**RECORDED DATA**
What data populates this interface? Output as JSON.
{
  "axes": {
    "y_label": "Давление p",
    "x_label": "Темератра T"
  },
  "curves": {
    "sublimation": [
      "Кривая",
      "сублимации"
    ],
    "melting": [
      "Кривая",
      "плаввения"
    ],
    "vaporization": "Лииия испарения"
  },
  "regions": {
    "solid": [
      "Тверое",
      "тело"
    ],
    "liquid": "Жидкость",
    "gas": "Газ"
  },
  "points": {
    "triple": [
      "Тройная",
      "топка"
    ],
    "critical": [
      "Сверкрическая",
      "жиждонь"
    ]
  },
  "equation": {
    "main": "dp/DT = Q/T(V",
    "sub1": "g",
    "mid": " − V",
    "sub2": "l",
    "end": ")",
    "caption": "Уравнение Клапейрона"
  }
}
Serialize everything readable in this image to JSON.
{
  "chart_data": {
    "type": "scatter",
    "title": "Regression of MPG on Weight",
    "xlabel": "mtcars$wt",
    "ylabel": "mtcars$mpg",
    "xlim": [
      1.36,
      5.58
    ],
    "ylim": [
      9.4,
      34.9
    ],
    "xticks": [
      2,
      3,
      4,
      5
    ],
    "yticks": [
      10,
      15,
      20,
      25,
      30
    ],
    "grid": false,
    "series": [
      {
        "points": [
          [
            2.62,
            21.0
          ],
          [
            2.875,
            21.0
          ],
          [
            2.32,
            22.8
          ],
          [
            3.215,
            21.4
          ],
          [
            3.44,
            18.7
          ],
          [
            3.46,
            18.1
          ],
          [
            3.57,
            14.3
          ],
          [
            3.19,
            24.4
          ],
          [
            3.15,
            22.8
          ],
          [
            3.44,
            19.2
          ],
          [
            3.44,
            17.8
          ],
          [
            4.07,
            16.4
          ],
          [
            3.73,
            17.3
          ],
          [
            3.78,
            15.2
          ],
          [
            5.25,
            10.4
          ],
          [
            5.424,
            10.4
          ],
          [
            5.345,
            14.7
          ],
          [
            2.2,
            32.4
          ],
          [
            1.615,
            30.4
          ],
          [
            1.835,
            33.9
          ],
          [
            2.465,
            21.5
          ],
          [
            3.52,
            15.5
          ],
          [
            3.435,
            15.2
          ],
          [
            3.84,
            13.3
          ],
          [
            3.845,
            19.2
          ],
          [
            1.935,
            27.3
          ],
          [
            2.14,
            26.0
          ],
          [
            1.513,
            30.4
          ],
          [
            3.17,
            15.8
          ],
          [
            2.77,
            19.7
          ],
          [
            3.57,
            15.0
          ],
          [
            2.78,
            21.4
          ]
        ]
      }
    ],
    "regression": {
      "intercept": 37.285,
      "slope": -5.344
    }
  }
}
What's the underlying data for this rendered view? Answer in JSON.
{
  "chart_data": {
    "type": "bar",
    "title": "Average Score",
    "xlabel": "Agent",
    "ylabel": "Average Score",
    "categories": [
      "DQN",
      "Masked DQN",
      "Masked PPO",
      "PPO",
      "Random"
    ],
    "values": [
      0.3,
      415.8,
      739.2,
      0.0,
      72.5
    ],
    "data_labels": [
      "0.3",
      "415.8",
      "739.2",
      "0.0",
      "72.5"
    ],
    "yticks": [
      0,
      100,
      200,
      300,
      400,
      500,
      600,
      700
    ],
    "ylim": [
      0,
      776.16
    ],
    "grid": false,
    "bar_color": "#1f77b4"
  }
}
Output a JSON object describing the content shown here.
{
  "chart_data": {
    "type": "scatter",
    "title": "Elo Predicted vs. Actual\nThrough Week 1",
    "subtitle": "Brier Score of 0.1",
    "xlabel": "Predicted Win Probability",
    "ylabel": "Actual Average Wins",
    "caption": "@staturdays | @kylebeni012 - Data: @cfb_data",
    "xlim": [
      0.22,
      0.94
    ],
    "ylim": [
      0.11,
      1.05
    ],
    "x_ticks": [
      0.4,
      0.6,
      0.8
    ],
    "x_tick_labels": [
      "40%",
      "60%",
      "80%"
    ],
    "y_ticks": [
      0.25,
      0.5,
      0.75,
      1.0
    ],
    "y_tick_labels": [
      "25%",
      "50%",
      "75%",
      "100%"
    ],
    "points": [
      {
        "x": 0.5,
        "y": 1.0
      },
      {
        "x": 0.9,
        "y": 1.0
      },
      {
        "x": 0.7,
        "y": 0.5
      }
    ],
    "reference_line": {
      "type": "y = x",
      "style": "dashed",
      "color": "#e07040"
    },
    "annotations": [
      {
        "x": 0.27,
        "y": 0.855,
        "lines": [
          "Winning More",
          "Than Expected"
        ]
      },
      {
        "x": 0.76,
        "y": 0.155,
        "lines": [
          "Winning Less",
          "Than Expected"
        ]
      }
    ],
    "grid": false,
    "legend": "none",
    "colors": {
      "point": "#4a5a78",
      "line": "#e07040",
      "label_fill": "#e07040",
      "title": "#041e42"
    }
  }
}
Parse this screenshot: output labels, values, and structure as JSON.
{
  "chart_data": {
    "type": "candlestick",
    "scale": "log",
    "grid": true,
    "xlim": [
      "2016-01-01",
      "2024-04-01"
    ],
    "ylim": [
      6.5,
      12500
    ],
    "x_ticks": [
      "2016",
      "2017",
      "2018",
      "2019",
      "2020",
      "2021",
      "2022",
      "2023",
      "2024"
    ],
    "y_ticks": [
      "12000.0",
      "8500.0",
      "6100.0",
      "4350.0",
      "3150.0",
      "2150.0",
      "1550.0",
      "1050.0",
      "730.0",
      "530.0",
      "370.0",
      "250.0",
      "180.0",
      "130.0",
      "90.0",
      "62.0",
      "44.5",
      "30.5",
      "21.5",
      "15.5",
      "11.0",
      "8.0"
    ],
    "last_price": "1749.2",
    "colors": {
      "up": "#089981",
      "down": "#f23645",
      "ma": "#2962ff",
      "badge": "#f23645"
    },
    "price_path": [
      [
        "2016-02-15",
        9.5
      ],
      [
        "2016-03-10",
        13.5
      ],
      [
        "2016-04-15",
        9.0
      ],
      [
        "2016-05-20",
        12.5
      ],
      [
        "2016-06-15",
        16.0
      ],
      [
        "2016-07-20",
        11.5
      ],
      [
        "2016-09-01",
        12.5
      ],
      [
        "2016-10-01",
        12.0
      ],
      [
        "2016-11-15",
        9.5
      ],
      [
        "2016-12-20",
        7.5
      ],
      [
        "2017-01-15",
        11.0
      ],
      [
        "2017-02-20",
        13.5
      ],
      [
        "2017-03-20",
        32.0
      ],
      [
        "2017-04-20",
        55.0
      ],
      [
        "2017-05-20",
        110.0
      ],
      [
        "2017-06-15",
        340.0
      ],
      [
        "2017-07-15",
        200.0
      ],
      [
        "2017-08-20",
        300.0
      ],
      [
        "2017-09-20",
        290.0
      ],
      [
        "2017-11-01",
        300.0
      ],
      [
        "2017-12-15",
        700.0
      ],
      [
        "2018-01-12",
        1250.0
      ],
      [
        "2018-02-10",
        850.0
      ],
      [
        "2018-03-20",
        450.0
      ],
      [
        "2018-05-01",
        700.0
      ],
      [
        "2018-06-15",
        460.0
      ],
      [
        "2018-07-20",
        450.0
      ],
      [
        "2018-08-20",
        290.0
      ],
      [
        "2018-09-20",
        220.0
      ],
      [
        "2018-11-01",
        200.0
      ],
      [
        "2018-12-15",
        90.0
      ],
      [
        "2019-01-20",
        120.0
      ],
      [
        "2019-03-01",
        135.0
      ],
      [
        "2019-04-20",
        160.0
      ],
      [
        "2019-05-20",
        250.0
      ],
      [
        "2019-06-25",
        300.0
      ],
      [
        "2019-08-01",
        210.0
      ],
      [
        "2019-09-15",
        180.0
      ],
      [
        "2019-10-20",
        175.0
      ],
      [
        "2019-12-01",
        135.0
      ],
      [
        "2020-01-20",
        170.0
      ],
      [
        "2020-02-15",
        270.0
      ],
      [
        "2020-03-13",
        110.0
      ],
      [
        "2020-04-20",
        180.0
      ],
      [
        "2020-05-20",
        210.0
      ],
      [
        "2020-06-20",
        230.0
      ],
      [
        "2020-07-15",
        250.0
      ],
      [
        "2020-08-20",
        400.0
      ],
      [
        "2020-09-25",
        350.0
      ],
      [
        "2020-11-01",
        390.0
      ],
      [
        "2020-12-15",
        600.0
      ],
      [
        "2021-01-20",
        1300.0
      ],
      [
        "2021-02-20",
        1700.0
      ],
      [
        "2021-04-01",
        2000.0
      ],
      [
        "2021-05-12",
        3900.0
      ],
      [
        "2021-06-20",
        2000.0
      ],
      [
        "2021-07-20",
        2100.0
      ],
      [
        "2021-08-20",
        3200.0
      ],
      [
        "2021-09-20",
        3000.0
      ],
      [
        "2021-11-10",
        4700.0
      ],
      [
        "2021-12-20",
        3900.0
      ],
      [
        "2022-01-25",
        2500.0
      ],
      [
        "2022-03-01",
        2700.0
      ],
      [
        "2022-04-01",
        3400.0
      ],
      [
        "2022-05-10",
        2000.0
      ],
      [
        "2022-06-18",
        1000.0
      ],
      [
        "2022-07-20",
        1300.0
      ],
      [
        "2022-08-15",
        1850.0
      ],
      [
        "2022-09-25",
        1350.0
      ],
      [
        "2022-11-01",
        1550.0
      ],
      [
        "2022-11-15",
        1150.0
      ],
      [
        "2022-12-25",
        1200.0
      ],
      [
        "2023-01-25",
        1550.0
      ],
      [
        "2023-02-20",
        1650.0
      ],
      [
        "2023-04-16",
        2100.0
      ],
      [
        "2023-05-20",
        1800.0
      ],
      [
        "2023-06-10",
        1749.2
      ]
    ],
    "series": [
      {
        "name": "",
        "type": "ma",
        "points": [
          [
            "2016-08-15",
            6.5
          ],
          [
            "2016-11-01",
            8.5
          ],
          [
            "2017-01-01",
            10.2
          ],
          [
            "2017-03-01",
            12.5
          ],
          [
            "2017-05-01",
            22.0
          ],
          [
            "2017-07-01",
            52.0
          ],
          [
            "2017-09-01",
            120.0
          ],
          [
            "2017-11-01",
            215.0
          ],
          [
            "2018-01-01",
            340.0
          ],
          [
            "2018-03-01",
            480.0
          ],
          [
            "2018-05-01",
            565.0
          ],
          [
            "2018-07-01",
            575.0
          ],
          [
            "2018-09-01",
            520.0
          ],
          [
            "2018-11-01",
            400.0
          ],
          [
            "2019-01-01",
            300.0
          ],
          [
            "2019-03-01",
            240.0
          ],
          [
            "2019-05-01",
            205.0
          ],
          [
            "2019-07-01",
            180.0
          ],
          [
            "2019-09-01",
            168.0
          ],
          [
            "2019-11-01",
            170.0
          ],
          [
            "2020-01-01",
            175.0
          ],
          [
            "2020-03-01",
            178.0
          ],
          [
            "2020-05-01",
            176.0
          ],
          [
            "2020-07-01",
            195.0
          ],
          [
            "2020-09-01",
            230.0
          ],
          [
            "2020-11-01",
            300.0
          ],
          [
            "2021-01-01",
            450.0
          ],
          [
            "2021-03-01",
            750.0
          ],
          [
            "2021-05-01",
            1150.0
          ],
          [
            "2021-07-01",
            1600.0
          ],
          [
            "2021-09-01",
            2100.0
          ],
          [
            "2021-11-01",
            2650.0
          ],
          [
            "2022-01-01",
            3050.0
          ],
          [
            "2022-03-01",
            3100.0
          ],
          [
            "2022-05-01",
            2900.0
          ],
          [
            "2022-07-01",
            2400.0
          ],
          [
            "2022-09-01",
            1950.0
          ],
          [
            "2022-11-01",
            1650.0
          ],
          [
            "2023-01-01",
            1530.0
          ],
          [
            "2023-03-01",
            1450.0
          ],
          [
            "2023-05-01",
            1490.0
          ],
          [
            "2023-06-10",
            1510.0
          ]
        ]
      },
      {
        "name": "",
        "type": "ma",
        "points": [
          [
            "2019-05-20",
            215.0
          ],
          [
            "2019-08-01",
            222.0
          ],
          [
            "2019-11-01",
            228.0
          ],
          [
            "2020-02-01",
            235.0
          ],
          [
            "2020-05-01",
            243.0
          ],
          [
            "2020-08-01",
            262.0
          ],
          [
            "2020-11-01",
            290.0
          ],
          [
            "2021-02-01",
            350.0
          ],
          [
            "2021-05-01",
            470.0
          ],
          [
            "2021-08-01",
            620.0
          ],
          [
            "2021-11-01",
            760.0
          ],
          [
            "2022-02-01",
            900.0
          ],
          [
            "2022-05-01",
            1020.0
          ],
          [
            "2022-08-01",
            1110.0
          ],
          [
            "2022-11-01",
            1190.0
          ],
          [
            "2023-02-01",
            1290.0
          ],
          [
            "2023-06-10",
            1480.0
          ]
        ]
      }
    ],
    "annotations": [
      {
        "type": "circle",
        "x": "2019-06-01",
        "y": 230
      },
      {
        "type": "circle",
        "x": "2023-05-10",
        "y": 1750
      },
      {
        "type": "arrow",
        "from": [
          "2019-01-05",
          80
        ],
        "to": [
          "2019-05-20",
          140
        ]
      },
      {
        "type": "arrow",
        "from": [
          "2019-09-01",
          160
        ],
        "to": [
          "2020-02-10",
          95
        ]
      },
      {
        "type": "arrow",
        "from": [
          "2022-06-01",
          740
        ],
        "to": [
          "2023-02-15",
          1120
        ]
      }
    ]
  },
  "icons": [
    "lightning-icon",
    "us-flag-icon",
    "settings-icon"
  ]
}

**WHAT TO DO**
Copy all lines from the data that hold the word "Predicted".

**THE SOLUTION**
    "title": "Elo Predicted vs. Actual\nThrough Week 1",
    "xlabel": "Predicted Win Probability",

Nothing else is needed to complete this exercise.